= RECORDS PROVIDED =
====================

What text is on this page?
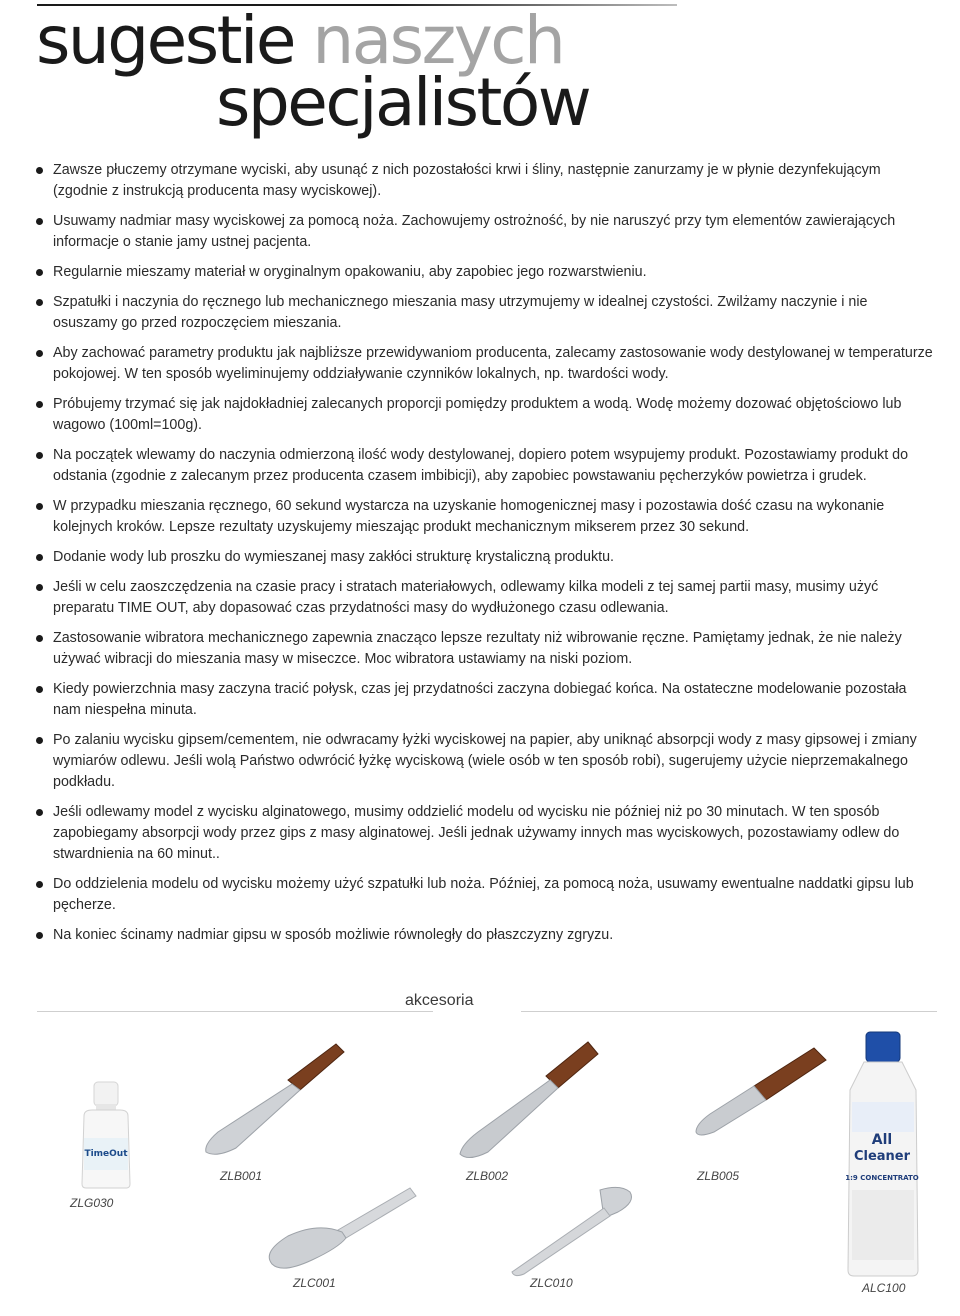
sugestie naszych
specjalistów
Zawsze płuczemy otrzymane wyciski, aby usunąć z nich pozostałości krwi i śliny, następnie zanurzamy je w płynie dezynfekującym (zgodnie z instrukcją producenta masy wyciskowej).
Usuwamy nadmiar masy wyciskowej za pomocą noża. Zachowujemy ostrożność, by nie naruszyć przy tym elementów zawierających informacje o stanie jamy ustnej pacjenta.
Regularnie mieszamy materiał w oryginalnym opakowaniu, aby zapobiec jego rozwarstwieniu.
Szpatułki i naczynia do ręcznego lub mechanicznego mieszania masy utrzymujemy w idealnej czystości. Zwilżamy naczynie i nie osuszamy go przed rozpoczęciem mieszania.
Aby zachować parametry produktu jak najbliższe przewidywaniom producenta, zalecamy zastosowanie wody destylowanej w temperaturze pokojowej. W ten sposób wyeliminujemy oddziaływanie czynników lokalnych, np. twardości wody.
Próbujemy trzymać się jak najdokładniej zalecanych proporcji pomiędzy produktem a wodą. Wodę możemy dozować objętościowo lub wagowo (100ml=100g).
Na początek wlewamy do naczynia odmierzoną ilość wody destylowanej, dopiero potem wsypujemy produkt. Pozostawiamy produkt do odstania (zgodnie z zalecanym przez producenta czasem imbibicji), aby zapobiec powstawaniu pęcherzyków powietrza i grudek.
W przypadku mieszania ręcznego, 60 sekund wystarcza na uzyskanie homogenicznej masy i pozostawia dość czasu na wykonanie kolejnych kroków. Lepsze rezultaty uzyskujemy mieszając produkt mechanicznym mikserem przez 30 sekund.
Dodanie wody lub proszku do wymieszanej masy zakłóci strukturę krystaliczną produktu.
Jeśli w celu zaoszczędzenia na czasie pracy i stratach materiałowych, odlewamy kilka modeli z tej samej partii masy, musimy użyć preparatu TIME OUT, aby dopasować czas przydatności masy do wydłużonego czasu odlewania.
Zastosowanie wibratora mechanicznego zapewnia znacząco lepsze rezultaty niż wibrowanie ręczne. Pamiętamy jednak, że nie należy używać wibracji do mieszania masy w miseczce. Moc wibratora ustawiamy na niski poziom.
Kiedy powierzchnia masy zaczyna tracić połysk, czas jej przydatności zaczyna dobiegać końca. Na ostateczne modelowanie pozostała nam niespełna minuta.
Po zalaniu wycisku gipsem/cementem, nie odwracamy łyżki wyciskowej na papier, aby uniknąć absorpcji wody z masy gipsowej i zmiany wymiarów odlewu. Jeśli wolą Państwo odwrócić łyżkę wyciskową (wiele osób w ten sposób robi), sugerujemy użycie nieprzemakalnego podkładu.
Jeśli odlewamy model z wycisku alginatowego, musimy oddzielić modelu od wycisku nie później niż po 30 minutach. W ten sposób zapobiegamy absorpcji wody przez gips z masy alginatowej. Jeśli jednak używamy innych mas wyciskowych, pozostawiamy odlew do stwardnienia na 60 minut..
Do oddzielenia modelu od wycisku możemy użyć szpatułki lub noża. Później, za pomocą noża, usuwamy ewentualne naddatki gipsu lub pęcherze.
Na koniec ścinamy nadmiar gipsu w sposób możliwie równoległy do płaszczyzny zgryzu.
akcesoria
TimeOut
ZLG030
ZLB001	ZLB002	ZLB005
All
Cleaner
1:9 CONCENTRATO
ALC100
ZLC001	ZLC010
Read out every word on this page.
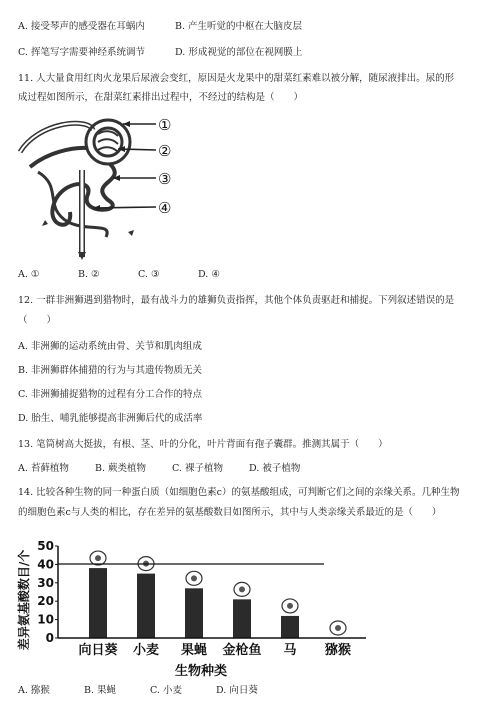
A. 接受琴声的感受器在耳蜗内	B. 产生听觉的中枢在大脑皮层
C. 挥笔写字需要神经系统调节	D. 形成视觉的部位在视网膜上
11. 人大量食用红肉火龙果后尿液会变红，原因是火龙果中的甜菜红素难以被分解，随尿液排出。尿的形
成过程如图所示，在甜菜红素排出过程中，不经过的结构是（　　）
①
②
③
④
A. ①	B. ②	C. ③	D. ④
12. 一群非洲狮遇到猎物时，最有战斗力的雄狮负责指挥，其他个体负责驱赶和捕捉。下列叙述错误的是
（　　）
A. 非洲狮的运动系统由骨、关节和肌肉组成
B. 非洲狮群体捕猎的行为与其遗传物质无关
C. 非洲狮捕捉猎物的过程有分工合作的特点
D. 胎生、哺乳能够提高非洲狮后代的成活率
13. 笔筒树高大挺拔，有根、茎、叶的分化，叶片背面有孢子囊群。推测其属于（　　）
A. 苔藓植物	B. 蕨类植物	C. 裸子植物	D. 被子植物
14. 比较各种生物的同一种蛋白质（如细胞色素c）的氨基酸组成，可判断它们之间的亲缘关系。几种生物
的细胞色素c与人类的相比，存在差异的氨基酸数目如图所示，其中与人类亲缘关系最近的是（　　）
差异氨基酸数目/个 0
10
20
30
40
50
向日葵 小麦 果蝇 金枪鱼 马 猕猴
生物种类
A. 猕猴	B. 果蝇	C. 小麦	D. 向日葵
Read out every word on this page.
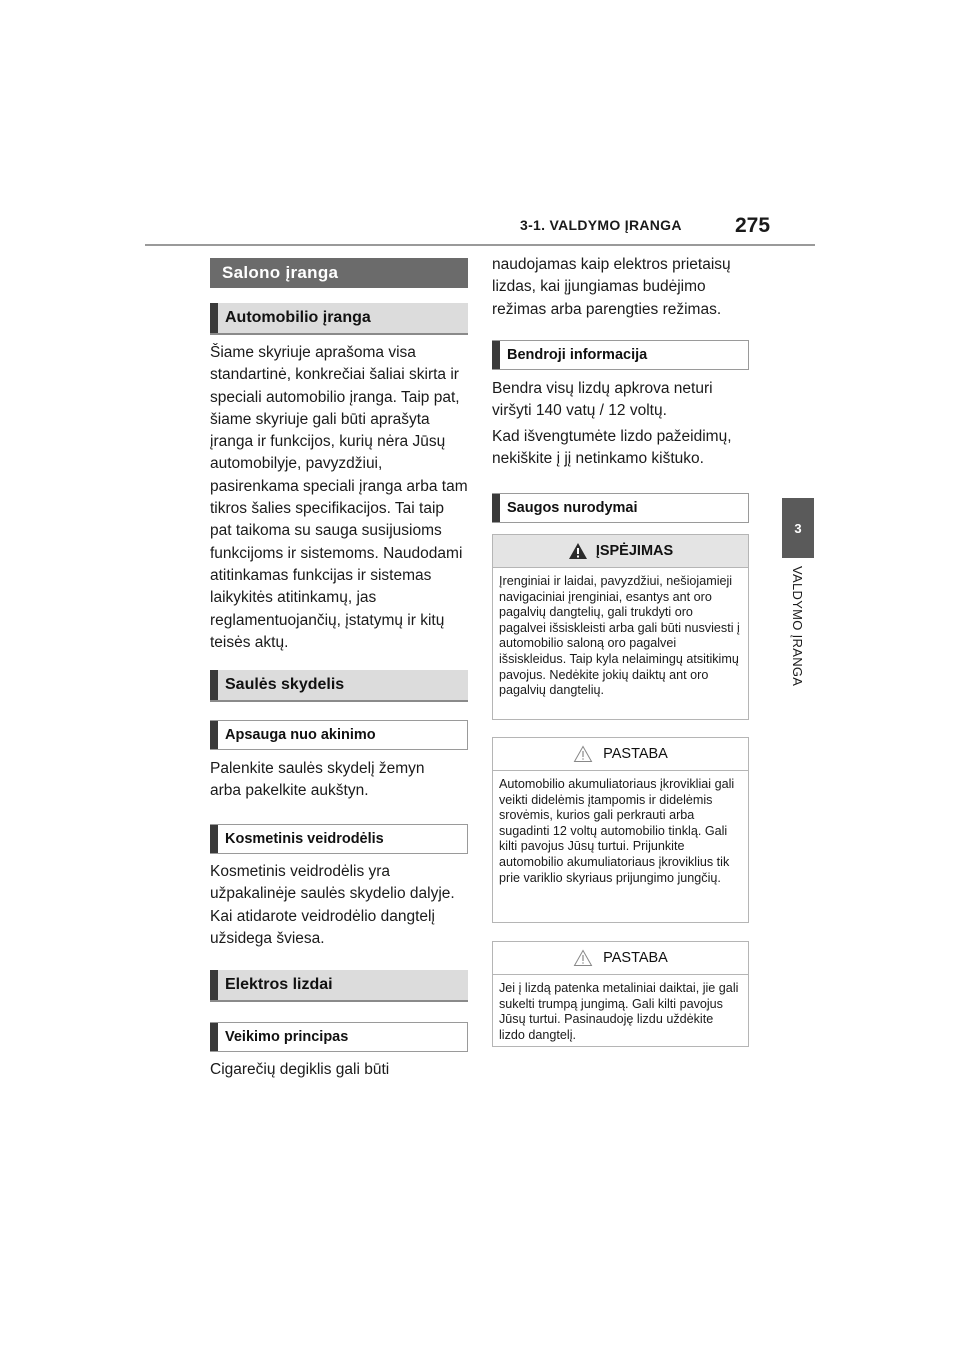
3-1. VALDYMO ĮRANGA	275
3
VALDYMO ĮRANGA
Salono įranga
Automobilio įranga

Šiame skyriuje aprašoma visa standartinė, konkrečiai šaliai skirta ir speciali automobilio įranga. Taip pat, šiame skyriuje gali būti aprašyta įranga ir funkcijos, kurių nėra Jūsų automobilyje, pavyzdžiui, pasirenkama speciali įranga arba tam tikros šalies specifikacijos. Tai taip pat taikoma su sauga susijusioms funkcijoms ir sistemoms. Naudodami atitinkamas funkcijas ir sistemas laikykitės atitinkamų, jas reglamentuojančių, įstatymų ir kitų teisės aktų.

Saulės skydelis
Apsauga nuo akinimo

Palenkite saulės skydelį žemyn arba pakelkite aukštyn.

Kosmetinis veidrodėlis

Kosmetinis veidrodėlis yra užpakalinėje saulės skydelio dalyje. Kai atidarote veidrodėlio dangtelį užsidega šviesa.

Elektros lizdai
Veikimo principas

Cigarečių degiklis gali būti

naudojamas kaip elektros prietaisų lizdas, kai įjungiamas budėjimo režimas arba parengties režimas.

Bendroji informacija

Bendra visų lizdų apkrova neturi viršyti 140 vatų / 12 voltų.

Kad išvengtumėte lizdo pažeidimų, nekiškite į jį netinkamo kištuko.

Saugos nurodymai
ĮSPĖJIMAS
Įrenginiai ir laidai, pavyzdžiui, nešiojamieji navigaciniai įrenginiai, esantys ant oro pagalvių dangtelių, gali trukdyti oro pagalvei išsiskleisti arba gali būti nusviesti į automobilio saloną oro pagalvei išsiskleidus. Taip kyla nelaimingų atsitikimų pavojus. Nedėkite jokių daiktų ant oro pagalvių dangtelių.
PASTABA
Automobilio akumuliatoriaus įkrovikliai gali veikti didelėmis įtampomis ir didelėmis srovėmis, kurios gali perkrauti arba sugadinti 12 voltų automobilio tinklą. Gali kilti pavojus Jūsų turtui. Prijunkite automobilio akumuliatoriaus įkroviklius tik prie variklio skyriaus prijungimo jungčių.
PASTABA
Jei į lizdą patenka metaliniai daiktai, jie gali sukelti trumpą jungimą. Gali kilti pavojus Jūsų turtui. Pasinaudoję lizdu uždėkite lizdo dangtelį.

====================

Pictures don't belong in the copy. Transcribe every record exactly as it appears.

What text is on this page?
sugestie naszych
specjalistów
Zawsze płuczemy otrzymane wyciski, aby usunąć z nich pozostałości krwi i śliny, następnie zanurzamy je w płynie dezynfekującym (zgodnie z instrukcją producenta masy wyciskowej).
Usuwamy nadmiar masy wyciskowej za pomocą noża. Zachowujemy ostrożność, by nie naruszyć przy tym elementów zawierających informacje o stanie jamy ustnej pacjenta.
Regularnie mieszamy materiał w oryginalnym opakowaniu, aby zapobiec jego rozwarstwieniu.
Szpatułki i naczynia do ręcznego lub mechanicznego mieszania masy utrzymujemy w idealnej czystości. Zwilżamy naczynie i nie osuszamy go przed rozpoczęciem mieszania.
Aby zachować parametry produktu jak najbliższe przewidywaniom producenta, zalecamy zastosowanie wody destylowanej w temperaturze pokojowej. W ten sposób wyeliminujemy oddziaływanie czynników lokalnych, np. twardości wody.
Próbujemy trzymać się jak najdokładniej zalecanych proporcji pomiędzy produktem a wodą. Wodę możemy dozować objętościowo lub wagowo (100ml=100g).
Na początek wlewamy do naczynia odmierzoną ilość wody destylowanej, dopiero potem wsypujemy produkt. Pozostawiamy produkt do odstania (zgodnie z zalecanym przez producenta czasem imbibicji), aby zapobiec powstawaniu pęcherzyków powietrza i grudek.
W przypadku mieszania ręcznego, 60 sekund wystarcza na uzyskanie homogenicznej masy i pozostawia dość czasu na wykonanie kolejnych kroków. Lepsze rezultaty uzyskujemy mieszając produkt mechanicznym mikserem przez 30 sekund.
Dodanie wody lub proszku do wymieszanej masy zakłóci strukturę krystaliczną produktu.
Jeśli w celu zaoszczędzenia na czasie pracy i stratach materiałowych, odlewamy kilka modeli z tej samej partii masy, musimy użyć preparatu TIME OUT, aby dopasować czas przydatności masy do wydłużonego czasu odlewania.
Zastosowanie wibratora mechanicznego zapewnia znacząco lepsze rezultaty niż wibrowanie ręczne. Pamiętamy jednak, że nie należy używać wibracji do mieszania masy w miseczce. Moc wibratora ustawiamy na niski poziom.
Kiedy powierzchnia masy zaczyna tracić połysk, czas jej przydatności zaczyna dobiegać końca. Na ostateczne modelowanie pozostała nam niespełna minuta.
Po zalaniu wycisku gipsem/cementem, nie odwracamy łyżki wyciskowej na papier, aby uniknąć absorpcji wody z masy gipsowej i zmiany wymiarów odlewu. Jeśli wolą Państwo odwrócić łyżkę wyciskową (wiele osób w ten sposób robi), sugerujemy użycie nieprzemakalnego podkładu.
Jeśli odlewamy model z wycisku alginatowego, musimy oddzielić modelu od wycisku nie później niż po 30 minutach. W ten sposób zapobiegamy absorpcji wody przez gips z masy alginatowej. Jeśli jednak używamy innych mas wyciskowych, pozostawiamy odlew do stwardnienia na 60 minut..
Do oddzielenia modelu od wycisku możemy użyć szpatułki lub noża. Później, za pomocą noża, usuwamy ewentualne naddatki gipsu lub pęcherze.
Na koniec ścinamy nadmiar gipsu w sposób możliwie równoległy do płaszczyzny zgryzu.
akcesoria
TimeOut
ZLG030
ZLB001	ZLB002	ZLB005
All
Cleaner
1:9 CONCENTRATO
ALC100
ZLC001	ZLC010
Read out every word on this page.
A. 接受琴声的感受器在耳蜗内	B. 产生听觉的中枢在大脑皮层
C. 挥笔写字需要神经系统调节	D. 形成视觉的部位在视网膜上
11. 人大量食用红肉火龙果后尿液会变红，原因是火龙果中的甜菜红素难以被分解，随尿液排出。尿的形
成过程如图所示，在甜菜红素排出过程中，不经过的结构是（　　）
①
②
③
④
A. ①	B. ②	C. ③	D. ④
12. 一群非洲狮遇到猎物时，最有战斗力的雄狮负责指挥，其他个体负责驱赶和捕捉。下列叙述错误的是
（　　）
A. 非洲狮的运动系统由骨、关节和肌肉组成
B. 非洲狮群体捕猎的行为与其遗传物质无关
C. 非洲狮捕捉猎物的过程有分工合作的特点
D. 胎生、哺乳能够提高非洲狮后代的成活率
13. 笔筒树高大挺拔，有根、茎、叶的分化，叶片背面有孢子囊群。推测其属于（　　）
A. 苔藓植物	B. 蕨类植物	C. 裸子植物	D. 被子植物
14. 比较各种生物的同一种蛋白质（如细胞色素c）的氨基酸组成，可判断它们之间的亲缘关系。几种生物
的细胞色素c与人类的相比，存在差异的氨基酸数目如图所示，其中与人类亲缘关系最近的是（　　）
差异氨基酸数目/个 0
10
20
30
40
50
向日葵 小麦 果蝇 金枪鱼 马 猕猴
生物种类
A. 猕猴	B. 果蝇	C. 小麦	D. 向日葵
Read out every word on this page.
3-1. VALDYMO ĮRANGA	275
3
VALDYMO ĮRANGA
Salono įranga
Automobilio įranga

Šiame skyriuje aprašoma visa standartinė, konkrečiai šaliai skirta ir speciali automobilio įranga. Taip pat, šiame skyriuje gali būti aprašyta įranga ir funkcijos, kurių nėra Jūsų automobilyje, pavyzdžiui, pasirenkama speciali įranga arba tam tikros šalies specifikacijos. Tai taip pat taikoma su sauga susijusioms funkcijoms ir sistemoms. Naudodami atitinkamas funkcijas ir sistemas laikykitės atitinkamų, jas reglamentuojančių, įstatymų ir kitų teisės aktų.

Saulės skydelis
Apsauga nuo akinimo

Palenkite saulės skydelį žemyn arba pakelkite aukštyn.

Kosmetinis veidrodėlis

Kosmetinis veidrodėlis yra užpakalinėje saulės skydelio dalyje. Kai atidarote veidrodėlio dangtelį užsidega šviesa.

Elektros lizdai
Veikimo principas

Cigarečių degiklis gali būti

naudojamas kaip elektros prietaisų lizdas, kai įjungiamas budėjimo režimas arba parengties režimas.

Bendroji informacija

Bendra visų lizdų apkrova neturi viršyti 140 vatų / 12 voltų.

Kad išvengtumėte lizdo pažeidimų, nekiškite į jį netinkamo kištuko.

Saugos nurodymai
ĮSPĖJIMAS
Įrenginiai ir laidai, pavyzdžiui, nešiojamieji navigaciniai įrenginiai, esantys ant oro pagalvių dangtelių, gali trukdyti oro pagalvei išsiskleisti arba gali būti nusviesti į automobilio saloną oro pagalvei išsiskleidus. Taip kyla nelaimingų atsitikimų pavojus. Nedėkite jokių daiktų ant oro pagalvių dangtelių.
PASTABA
Automobilio akumuliatoriaus įkrovikliai gali veikti didelėmis įtampomis ir didelėmis srovėmis, kurios gali perkrauti arba sugadinti 12 voltų automobilio tinklą. Gali kilti pavojus Jūsų turtui. Prijunkite automobilio akumuliatoriaus įkroviklius tik prie variklio skyriaus prijungimo jungčių.
PASTABA
Jei į lizdą patenka metaliniai daiktai, jie gali sukelti trumpą jungimą. Gali kilti pavojus Jūsų turtui. Pasinaudoję lizdu uždėkite lizdo dangtelį.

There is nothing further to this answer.